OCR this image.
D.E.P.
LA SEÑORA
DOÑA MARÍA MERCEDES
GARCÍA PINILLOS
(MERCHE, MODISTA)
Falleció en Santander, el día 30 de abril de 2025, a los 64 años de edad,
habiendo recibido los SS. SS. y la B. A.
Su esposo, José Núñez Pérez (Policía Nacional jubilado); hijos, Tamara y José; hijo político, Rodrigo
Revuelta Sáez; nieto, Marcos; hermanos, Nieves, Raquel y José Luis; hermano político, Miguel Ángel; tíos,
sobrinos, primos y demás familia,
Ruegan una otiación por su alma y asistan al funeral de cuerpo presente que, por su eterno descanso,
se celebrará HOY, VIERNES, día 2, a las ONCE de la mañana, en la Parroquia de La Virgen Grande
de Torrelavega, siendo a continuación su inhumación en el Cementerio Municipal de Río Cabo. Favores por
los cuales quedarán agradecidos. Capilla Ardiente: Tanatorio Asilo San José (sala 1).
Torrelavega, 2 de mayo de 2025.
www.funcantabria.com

· · · ·

_TASK INSTRUCTIONS_
Set out every line from the material that contains the string "político".

_ANSWER TO THE EXERCISE_
Su esposo, José Núñez Pérez (Policía Nacional jubilado); hijos, Tamara y José; hijo político, Rodrigo
Revuelta Sáez; nieto, Marcos; hermanos, Nieves, Raquel y José Luis; hermano político, Miguel Ángel; tíos,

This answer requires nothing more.